* _Exercise_: Reproduce the full listing below unchanged, apart from the pictures.

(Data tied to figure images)

□ □ □ □

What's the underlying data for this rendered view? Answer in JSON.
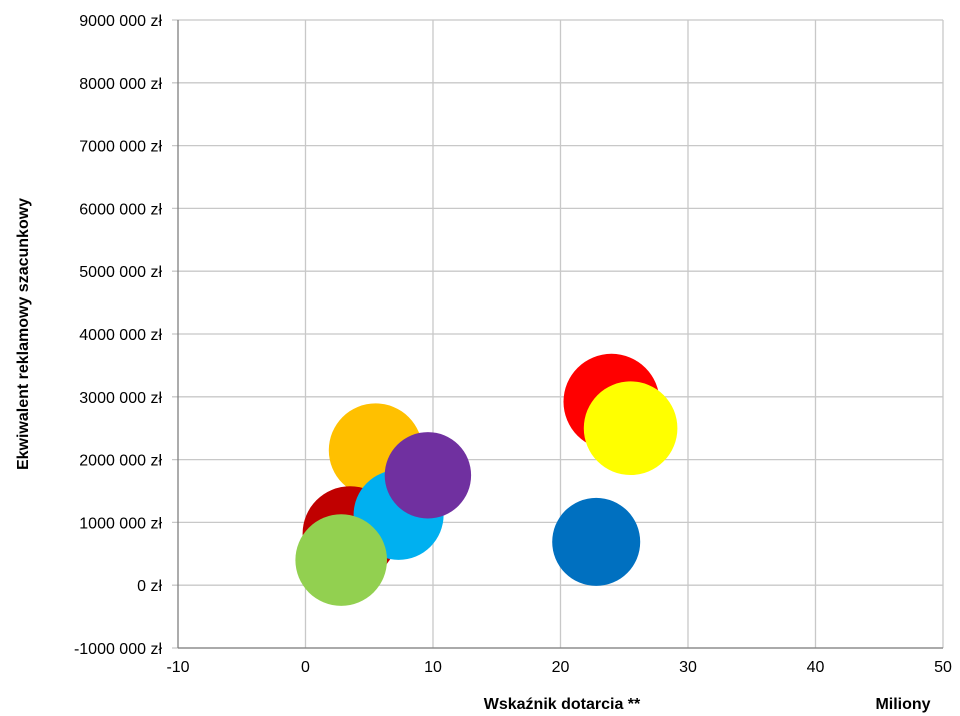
{
  "chart_data": {
    "type": "bubble",
    "xlabel": "Wskaźnik dotarcia **",
    "x_units_label": "Miliony",
    "ylabel": "Ekwiwalent reklamowy szacunkowy",
    "xlim": [
      -10,
      50
    ],
    "ylim": [
      -1000000,
      9000000
    ],
    "x_ticks": [
      "-10",
      "0",
      "10",
      "20",
      "30",
      "40",
      "50"
    ],
    "y_ticks": [
      "-1000 000 zł",
      "0 zł",
      "1000 000 zł",
      "2000 000 zł",
      "3000 000 zł",
      "4000 000 zł",
      "5000 000 zł",
      "6000 000 zł",
      "7000 000 zł",
      "8000 000 zł",
      "9000 000 zł"
    ],
    "grid": true,
    "legend": "none",
    "points": [
      {
        "x": 24.0,
        "y": 2920000,
        "size": 1.0,
        "color": "#ff0000"
      },
      {
        "x": 25.5,
        "y": 2500000,
        "size": 0.95,
        "color": "#ffff00"
      },
      {
        "x": 22.8,
        "y": 690000,
        "size": 0.84,
        "color": "#0070c0"
      },
      {
        "x": 5.5,
        "y": 2150000,
        "size": 0.95,
        "color": "#ffc000"
      },
      {
        "x": 3.5,
        "y": 820000,
        "size": 0.98,
        "color": "#c00000"
      },
      {
        "x": 7.3,
        "y": 1120000,
        "size": 0.88,
        "color": "#00b0f0"
      },
      {
        "x": 9.6,
        "y": 1750000,
        "size": 0.81,
        "color": "#7030a0"
      },
      {
        "x": 2.8,
        "y": 400000,
        "size": 0.91,
        "color": "#92d050"
      }
    ]
  }
}
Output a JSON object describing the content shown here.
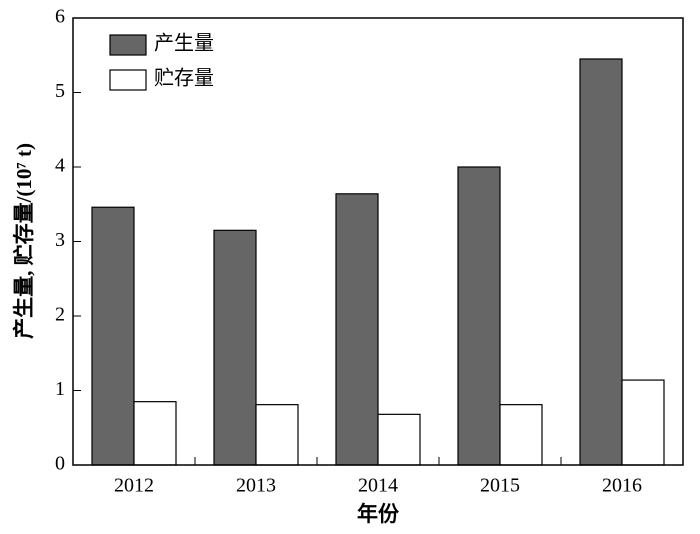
{
  "chart_data": {
    "type": "bar",
    "x_label": "年份",
    "y_label": "产生量, 贮存量/(10⁷ t)",
    "categories": [
      "2012",
      "2013",
      "2014",
      "2015",
      "2016"
    ],
    "series": [
      {
        "name": "产生量",
        "color": "#666666",
        "values": [
          3.46,
          3.15,
          3.64,
          4.0,
          5.45
        ]
      },
      {
        "name": "贮存量",
        "color": "#ffffff",
        "values": [
          0.85,
          0.81,
          0.68,
          0.81,
          1.14
        ]
      }
    ],
    "ylim": [
      0,
      6
    ],
    "yticks": [
      0,
      1,
      2,
      3,
      4,
      5,
      6
    ],
    "legend": "upper-left"
  }
}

□ □ □ □

* _Full solution_:
What's the underlying data for this rendered view? Answer in JSON.
{
  "chart_data": {
    "type": "bubble",
    "xlabel": "Wskaźnik dotarcia **",
    "x_units_label": "Miliony",
    "ylabel": "Ekwiwalent reklamowy szacunkowy",
    "xlim": [
      -10,
      50
    ],
    "ylim": [
      -1000000,
      9000000
    ],
    "x_ticks": [
      "-10",
      "0",
      "10",
      "20",
      "30",
      "40",
      "50"
    ],
    "y_ticks": [
      "-1000 000 zł",
      "0 zł",
      "1000 000 zł",
      "2000 000 zł",
      "3000 000 zł",
      "4000 000 zł",
      "5000 000 zł",
      "6000 000 zł",
      "7000 000 zł",
      "8000 000 zł",
      "9000 000 zł"
    ],
    "grid": true,
    "legend": "none",
    "points": [
      {
        "x": 24.0,
        "y": 2920000,
        "size": 1.0,
        "color": "#ff0000"
      },
      {
        "x": 25.5,
        "y": 2500000,
        "size": 0.95,
        "color": "#ffff00"
      },
      {
        "x": 22.8,
        "y": 690000,
        "size": 0.84,
        "color": "#0070c0"
      },
      {
        "x": 5.5,
        "y": 2150000,
        "size": 0.95,
        "color": "#ffc000"
      },
      {
        "x": 3.5,
        "y": 820000,
        "size": 0.98,
        "color": "#c00000"
      },
      {
        "x": 7.3,
        "y": 1120000,
        "size": 0.88,
        "color": "#00b0f0"
      },
      {
        "x": 9.6,
        "y": 1750000,
        "size": 0.81,
        "color": "#7030a0"
      },
      {
        "x": 2.8,
        "y": 400000,
        "size": 0.91,
        "color": "#92d050"
      }
    ]
  }
}
Output a JSON object describing the content shown here.
{
  "chart_data": {
    "type": "bar",
    "x_label": "年份",
    "y_label": "产生量, 贮存量/(10⁷ t)",
    "categories": [
      "2012",
      "2013",
      "2014",
      "2015",
      "2016"
    ],
    "series": [
      {
        "name": "产生量",
        "color": "#666666",
        "values": [
          3.46,
          3.15,
          3.64,
          4.0,
          5.45
        ]
      },
      {
        "name": "贮存量",
        "color": "#ffffff",
        "values": [
          0.85,
          0.81,
          0.68,
          0.81,
          1.14
        ]
      }
    ],
    "ylim": [
      0,
      6
    ],
    "yticks": [
      0,
      1,
      2,
      3,
      4,
      5,
      6
    ],
    "legend": "upper-left"
  }
}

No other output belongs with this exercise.